Records to process:
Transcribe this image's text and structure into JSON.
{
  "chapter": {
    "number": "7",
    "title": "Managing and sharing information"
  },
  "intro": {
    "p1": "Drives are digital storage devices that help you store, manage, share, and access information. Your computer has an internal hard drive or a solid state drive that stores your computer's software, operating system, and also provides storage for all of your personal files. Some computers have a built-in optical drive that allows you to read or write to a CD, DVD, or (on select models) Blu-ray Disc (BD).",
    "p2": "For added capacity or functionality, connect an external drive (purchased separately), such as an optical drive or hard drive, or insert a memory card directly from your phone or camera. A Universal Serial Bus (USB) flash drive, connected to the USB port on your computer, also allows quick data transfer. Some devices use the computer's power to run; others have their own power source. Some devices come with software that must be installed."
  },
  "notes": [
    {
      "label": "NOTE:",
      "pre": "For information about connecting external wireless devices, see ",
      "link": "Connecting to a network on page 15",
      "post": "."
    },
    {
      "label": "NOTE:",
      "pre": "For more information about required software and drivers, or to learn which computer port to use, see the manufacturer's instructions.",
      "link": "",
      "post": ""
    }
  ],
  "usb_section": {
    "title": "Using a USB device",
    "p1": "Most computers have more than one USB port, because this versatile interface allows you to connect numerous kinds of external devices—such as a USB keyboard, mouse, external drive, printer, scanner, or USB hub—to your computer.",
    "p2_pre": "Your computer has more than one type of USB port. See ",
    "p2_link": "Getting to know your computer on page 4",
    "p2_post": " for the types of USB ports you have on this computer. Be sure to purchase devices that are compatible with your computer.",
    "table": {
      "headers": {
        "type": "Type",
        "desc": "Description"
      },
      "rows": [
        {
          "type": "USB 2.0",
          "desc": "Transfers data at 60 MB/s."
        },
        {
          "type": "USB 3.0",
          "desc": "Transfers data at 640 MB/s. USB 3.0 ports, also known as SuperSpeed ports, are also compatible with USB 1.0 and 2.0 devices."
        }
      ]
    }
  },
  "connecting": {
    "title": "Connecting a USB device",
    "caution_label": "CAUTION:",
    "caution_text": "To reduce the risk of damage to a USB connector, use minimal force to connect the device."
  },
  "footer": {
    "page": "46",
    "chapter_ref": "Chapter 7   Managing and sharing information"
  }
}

Short task: Read through the entries and copy every line that includes "sharing".

The reply:
    "title": "Managing and sharing information"
    "chapter_ref": "Chapter 7   Managing and sharing information"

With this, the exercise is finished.